Each line that holds the word "noch" is to be identified and copied.

■ **Supplied records**
- - - - -
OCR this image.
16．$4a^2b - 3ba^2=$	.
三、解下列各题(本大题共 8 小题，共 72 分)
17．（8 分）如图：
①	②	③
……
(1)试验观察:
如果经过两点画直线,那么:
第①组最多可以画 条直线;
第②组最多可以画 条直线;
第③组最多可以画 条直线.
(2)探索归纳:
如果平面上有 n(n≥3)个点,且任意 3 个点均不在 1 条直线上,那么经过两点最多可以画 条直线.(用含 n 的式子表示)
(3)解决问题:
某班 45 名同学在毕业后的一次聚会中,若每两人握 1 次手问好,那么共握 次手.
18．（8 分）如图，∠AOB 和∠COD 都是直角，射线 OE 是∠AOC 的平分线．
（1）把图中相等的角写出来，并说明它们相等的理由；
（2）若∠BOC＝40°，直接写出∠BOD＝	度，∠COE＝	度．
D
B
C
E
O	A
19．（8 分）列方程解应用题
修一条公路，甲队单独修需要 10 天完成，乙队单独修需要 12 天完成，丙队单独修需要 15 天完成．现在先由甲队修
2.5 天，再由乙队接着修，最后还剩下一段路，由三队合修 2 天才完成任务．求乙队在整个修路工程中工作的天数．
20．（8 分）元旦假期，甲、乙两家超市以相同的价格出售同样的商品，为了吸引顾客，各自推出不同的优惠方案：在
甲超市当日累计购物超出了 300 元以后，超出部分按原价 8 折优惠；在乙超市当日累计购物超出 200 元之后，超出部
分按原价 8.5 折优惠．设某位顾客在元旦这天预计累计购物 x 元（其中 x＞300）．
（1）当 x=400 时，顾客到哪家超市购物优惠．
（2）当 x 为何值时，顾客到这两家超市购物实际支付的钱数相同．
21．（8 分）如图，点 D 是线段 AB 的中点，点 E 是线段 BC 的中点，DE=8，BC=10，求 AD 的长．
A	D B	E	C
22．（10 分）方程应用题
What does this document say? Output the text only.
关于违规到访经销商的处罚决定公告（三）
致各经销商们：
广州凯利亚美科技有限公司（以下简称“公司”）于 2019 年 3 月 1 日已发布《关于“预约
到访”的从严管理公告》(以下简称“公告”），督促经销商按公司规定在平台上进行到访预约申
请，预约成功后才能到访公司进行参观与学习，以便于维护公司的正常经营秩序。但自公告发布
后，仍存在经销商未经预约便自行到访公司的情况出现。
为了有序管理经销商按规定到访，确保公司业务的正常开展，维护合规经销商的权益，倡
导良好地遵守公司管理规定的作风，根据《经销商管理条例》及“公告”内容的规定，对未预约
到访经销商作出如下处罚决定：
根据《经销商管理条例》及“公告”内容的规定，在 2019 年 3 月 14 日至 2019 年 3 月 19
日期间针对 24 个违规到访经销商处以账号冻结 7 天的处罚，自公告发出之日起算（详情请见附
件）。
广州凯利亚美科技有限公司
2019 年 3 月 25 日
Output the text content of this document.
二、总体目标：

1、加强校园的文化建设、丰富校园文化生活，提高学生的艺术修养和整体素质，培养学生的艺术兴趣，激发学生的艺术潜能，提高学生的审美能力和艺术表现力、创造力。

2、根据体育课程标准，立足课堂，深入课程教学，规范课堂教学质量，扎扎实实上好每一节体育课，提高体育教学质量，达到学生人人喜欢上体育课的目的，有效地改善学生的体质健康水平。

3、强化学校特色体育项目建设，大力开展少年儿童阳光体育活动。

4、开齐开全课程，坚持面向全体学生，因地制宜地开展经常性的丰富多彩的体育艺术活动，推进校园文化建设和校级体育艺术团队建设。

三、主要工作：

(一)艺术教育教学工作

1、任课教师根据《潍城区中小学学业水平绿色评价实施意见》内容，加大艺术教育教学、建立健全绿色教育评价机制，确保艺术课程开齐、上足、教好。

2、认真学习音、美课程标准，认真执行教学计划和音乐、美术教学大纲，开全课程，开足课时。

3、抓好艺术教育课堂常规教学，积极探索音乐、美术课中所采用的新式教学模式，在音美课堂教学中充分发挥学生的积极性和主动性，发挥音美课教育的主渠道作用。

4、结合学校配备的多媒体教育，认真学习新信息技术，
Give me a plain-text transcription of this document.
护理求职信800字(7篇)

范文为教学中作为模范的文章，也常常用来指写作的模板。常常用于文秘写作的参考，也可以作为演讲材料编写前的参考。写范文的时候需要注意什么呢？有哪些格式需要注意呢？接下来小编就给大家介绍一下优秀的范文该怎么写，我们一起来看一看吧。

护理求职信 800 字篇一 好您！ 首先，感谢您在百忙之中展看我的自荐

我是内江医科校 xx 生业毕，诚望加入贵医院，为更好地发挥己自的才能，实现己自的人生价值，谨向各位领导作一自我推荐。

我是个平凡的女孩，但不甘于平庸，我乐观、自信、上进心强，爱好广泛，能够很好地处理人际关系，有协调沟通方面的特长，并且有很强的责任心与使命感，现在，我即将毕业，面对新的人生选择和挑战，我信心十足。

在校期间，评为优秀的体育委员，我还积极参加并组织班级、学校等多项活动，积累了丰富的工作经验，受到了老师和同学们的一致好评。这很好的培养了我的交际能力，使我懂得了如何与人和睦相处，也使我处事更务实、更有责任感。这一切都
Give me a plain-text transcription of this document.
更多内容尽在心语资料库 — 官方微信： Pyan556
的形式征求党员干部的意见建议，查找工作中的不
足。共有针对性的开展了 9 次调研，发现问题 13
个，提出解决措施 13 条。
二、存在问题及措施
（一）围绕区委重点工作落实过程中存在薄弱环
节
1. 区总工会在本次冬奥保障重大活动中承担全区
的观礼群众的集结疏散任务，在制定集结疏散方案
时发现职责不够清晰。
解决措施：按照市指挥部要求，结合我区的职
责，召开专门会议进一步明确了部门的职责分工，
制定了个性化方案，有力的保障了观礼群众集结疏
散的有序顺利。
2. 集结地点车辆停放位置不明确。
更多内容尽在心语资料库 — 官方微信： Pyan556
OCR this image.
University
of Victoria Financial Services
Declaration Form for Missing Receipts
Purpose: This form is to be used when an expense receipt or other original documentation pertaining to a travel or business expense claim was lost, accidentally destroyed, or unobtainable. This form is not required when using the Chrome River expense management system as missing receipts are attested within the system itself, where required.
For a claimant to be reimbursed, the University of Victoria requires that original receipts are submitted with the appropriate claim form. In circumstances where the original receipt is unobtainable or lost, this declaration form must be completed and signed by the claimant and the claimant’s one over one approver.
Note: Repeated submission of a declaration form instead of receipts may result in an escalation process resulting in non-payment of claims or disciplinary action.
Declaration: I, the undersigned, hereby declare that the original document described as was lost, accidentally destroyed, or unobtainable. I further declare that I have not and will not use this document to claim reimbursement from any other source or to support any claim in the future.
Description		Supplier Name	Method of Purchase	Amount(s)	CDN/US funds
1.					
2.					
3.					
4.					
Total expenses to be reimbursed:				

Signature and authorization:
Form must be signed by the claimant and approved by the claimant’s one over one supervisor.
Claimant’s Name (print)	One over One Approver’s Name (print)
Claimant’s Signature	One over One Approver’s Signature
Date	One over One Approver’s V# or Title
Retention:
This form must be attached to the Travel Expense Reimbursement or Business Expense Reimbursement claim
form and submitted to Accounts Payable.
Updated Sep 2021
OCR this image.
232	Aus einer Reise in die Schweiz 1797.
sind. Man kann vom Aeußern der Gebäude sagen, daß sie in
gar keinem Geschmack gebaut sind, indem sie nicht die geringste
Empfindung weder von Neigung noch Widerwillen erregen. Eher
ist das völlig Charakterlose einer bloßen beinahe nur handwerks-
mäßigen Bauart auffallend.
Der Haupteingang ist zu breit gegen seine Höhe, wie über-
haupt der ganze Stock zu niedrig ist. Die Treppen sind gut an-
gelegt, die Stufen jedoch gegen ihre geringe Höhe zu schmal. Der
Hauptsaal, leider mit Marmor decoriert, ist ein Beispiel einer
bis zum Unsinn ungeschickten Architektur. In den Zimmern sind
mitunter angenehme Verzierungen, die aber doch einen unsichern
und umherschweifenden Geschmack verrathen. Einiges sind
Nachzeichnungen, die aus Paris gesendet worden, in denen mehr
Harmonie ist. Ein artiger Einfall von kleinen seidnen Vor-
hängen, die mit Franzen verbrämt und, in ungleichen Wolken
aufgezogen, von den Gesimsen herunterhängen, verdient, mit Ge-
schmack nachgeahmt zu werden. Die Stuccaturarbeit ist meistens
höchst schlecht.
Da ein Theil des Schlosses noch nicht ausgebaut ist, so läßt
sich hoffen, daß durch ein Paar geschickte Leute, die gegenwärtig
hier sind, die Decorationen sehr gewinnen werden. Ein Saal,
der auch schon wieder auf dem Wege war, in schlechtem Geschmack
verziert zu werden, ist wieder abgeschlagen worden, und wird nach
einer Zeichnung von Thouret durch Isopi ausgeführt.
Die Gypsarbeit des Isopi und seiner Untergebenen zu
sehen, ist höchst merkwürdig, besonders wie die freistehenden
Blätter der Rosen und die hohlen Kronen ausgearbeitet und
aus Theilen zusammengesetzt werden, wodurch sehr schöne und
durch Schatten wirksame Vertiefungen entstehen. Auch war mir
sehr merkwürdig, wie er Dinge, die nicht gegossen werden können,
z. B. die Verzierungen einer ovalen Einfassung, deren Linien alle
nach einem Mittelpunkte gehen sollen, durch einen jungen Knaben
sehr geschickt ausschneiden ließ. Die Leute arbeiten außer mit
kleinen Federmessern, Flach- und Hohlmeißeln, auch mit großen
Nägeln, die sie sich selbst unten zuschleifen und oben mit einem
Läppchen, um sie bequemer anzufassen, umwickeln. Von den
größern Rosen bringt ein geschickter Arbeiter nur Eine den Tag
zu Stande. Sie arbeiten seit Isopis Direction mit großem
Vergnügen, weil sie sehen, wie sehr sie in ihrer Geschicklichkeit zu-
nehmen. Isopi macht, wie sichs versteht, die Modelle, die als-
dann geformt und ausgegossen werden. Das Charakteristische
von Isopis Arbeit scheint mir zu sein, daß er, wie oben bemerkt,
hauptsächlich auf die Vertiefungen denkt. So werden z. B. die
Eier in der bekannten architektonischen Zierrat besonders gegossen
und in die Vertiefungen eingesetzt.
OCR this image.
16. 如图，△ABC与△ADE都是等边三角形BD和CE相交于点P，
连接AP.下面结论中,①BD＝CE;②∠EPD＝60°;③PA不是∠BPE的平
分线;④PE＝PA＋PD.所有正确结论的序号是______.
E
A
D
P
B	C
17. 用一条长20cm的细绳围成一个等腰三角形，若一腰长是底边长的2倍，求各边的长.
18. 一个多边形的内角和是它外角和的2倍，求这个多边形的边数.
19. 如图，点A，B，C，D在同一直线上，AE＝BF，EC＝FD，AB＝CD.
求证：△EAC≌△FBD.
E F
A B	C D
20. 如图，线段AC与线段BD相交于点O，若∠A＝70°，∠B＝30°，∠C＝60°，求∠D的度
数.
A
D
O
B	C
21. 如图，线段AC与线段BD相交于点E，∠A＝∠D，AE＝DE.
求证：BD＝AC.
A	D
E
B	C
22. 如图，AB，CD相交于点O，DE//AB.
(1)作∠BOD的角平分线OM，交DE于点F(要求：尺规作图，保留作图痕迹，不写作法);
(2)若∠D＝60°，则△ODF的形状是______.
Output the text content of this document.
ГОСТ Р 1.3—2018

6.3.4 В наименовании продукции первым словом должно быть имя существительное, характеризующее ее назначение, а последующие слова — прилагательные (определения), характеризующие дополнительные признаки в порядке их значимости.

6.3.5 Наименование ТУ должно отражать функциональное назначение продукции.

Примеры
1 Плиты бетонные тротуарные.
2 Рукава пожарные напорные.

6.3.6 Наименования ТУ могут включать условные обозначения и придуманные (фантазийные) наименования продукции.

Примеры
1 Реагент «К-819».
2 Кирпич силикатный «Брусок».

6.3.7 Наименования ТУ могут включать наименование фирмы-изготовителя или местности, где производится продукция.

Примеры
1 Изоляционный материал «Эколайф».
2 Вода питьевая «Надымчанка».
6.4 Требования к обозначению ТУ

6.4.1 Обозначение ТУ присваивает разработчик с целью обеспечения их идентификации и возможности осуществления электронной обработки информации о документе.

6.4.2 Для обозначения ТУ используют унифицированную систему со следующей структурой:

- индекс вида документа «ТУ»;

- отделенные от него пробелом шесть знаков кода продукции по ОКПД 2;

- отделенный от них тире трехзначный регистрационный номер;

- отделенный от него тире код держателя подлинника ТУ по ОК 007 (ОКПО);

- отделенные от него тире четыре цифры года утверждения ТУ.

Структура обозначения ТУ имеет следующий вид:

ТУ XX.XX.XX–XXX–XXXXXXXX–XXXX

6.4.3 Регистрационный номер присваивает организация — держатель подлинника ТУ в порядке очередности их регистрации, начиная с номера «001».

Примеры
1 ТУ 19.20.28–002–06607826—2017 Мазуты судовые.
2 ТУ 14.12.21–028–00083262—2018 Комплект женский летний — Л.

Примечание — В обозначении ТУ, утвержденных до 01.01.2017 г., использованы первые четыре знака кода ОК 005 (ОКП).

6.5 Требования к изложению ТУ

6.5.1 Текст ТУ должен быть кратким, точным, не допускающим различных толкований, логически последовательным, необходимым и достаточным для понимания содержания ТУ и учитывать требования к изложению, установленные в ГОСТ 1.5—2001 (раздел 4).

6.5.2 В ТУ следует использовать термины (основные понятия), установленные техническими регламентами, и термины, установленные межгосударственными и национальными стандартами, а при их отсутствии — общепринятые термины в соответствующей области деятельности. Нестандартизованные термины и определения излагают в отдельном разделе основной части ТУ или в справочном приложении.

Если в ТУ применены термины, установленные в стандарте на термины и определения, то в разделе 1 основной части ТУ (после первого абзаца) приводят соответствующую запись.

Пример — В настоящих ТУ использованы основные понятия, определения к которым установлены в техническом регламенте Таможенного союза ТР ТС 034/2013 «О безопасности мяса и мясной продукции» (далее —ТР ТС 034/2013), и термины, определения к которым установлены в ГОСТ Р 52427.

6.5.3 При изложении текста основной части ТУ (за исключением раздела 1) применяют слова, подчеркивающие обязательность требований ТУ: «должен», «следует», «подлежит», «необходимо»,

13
- - - - -
■ **Finished answer**
Empfindung weder von Neigung noch Widerwillen erregen. Eher
Da ein Theil des Schlosses noch nicht ausgebaut ist, so läßt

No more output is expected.